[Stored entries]

#####

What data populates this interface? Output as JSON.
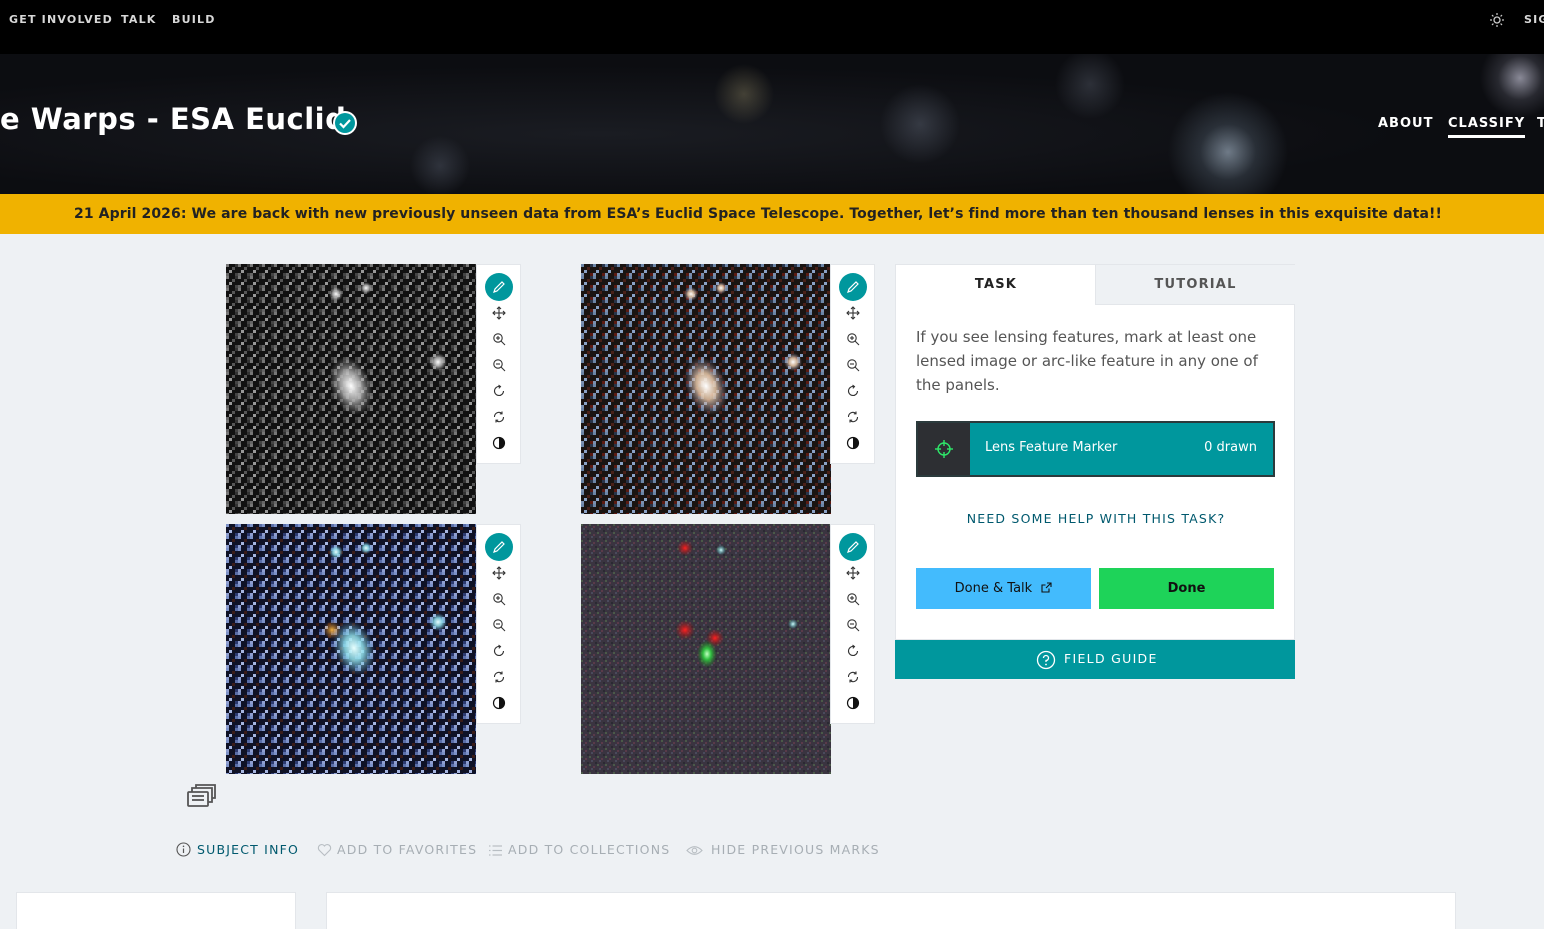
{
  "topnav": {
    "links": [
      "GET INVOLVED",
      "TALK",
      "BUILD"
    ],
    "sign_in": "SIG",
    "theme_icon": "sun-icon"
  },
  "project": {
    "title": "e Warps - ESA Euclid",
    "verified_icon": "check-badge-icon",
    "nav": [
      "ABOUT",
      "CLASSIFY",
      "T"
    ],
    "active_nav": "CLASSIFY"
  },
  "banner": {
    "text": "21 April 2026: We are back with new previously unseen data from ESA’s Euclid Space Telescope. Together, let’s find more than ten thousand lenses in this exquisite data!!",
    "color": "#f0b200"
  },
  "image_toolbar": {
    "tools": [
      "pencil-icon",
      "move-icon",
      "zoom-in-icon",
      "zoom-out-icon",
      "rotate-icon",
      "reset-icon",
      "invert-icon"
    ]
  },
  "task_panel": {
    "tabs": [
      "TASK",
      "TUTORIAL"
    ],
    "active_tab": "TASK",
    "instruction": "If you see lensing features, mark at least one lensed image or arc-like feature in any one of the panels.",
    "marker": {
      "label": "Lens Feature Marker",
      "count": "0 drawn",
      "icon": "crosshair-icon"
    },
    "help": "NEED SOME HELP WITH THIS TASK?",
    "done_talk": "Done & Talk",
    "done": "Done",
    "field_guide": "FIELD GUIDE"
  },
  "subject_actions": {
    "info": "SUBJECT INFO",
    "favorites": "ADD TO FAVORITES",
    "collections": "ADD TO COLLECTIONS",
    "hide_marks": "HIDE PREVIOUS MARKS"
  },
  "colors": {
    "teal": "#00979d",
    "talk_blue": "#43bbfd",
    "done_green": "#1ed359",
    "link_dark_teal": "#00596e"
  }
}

#####

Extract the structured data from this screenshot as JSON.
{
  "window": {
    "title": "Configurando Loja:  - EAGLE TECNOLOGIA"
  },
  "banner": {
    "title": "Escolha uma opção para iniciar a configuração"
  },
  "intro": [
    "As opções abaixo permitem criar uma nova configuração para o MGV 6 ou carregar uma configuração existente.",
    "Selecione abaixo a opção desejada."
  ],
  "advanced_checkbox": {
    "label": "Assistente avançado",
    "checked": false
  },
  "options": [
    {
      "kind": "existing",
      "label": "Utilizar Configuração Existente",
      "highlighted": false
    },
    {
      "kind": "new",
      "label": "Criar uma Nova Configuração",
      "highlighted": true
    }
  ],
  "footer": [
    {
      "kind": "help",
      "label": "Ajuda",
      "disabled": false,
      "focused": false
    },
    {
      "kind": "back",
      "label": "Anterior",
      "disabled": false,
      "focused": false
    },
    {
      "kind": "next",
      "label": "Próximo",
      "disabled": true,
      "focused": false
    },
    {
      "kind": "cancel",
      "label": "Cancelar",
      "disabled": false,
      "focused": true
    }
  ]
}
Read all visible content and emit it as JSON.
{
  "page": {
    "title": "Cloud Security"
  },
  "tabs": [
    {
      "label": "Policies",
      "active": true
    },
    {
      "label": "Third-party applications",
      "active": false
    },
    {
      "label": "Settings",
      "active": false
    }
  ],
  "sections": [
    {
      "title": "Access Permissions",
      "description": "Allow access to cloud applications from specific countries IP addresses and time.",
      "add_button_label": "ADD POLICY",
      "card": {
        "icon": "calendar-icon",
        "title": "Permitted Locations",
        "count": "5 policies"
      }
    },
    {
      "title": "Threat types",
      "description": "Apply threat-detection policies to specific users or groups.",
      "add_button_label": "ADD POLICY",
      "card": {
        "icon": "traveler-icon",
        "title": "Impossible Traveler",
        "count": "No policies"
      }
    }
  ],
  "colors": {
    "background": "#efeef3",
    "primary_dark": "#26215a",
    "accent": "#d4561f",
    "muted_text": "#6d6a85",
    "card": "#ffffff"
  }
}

#####

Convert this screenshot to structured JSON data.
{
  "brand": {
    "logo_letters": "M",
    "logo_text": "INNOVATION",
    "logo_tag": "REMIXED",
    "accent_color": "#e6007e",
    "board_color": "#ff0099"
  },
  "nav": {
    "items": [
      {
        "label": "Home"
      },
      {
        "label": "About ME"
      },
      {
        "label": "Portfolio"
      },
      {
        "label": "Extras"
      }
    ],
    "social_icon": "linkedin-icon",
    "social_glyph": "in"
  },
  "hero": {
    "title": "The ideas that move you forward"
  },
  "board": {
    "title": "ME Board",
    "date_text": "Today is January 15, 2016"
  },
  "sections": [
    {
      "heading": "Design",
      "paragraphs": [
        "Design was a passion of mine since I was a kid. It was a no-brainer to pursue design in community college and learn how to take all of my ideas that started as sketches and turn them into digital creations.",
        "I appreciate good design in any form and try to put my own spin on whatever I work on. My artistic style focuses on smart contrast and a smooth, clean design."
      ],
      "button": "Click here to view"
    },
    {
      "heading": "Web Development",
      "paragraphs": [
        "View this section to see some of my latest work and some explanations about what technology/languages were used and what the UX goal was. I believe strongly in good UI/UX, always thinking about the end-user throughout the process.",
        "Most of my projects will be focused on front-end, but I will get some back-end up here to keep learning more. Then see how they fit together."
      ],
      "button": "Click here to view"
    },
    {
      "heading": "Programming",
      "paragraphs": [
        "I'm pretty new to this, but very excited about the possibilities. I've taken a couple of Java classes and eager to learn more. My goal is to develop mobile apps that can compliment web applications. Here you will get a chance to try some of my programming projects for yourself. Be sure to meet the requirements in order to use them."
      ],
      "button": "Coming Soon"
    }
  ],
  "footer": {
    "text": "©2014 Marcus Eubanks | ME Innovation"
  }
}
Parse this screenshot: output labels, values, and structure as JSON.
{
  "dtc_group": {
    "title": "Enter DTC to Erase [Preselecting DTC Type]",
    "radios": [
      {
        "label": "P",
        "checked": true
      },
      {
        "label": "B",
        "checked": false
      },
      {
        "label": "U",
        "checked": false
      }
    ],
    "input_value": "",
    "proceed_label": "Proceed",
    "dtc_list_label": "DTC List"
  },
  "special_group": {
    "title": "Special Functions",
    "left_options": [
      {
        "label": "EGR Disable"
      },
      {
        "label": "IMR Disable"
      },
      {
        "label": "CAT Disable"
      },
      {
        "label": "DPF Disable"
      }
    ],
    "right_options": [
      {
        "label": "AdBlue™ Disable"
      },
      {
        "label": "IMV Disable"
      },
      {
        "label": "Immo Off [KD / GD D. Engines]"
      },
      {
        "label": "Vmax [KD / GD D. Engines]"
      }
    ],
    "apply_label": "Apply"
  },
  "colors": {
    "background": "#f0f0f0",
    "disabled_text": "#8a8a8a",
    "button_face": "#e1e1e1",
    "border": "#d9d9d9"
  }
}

#####

Scan the records above for the string "work", then select every line that holds it.

        "I appreciate good design in any form and try to put my own spin on whatever I work on. My artistic style focuses on smart contrast and a smooth, clean design."
        "View this section to see some of my latest work and some explanations about what technology/languages were used and what the UX goal was. I believe strongly in good UI/UX, always thinking about the end-user throughout the process.",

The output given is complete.